• WHAT YOU WILL DO: Report every row that contains the string "line", copying each such row in full.

• Element-and-box listings:
====

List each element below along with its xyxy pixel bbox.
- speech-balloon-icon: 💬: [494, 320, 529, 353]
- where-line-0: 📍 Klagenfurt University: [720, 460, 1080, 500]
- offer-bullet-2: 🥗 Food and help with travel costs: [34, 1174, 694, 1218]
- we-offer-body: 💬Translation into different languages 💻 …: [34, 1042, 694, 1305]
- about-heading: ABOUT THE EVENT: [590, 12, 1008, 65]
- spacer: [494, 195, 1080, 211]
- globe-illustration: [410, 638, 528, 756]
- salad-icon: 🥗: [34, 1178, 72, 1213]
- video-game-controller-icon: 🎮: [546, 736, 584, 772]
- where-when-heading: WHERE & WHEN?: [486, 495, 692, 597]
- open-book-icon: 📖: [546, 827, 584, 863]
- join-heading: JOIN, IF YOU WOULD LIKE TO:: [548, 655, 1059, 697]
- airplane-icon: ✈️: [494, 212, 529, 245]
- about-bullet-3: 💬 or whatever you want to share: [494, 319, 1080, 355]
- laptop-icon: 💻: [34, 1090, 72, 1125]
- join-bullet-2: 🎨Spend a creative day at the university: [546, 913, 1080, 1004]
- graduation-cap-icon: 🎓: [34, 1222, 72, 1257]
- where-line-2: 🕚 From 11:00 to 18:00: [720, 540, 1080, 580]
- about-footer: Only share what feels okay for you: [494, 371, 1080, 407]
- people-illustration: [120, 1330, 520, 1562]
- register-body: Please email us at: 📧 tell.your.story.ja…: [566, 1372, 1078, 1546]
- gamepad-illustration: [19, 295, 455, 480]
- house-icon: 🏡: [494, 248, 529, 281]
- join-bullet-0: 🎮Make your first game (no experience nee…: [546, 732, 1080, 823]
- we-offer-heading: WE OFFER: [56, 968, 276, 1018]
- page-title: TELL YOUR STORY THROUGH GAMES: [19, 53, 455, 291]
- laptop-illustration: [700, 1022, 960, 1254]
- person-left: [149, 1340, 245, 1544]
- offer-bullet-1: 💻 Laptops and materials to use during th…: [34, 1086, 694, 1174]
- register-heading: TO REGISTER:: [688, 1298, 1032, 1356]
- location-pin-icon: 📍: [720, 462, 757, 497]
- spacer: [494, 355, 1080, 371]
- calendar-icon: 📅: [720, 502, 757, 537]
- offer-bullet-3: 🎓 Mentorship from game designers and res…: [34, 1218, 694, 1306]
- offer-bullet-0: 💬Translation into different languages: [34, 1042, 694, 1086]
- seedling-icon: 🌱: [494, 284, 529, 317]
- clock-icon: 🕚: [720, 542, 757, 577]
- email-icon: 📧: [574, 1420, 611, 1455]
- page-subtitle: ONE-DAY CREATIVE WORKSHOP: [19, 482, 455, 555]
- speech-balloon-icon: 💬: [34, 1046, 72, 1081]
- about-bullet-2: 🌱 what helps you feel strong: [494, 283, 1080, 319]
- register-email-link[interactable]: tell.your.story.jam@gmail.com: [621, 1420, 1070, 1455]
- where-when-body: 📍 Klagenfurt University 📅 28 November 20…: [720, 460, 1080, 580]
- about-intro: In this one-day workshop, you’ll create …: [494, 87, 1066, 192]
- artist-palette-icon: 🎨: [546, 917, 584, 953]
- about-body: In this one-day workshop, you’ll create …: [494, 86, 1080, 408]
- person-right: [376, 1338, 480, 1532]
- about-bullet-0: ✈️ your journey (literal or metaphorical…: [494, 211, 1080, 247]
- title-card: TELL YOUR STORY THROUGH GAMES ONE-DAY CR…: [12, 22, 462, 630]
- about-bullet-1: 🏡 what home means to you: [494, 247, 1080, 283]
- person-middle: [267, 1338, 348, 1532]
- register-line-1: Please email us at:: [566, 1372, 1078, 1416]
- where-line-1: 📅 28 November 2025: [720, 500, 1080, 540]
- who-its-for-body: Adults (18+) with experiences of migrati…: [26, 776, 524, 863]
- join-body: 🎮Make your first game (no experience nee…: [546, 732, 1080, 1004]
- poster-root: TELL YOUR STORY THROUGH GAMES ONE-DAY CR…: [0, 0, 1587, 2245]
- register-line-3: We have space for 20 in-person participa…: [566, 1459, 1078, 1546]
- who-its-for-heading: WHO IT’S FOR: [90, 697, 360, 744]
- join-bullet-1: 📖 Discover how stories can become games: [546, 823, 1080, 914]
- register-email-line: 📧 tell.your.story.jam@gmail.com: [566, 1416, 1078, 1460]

====

• TASK OUTPUT:
- where-line-0: 📍 Klagenfurt University: [720, 460, 1080, 500]
- where-line-2: 🕚 From 11:00 to 18:00: [720, 540, 1080, 580]
- register-line-1: Please email us at:: [566, 1372, 1078, 1416]
- where-line-1: 📅 28 November 2025: [720, 500, 1080, 540]
- register-line-3: We have space for 20 in-person participa…: [566, 1459, 1078, 1546]
- register-email-line: 📧 tell.your.story.jam@gmail.com: [566, 1416, 1078, 1460]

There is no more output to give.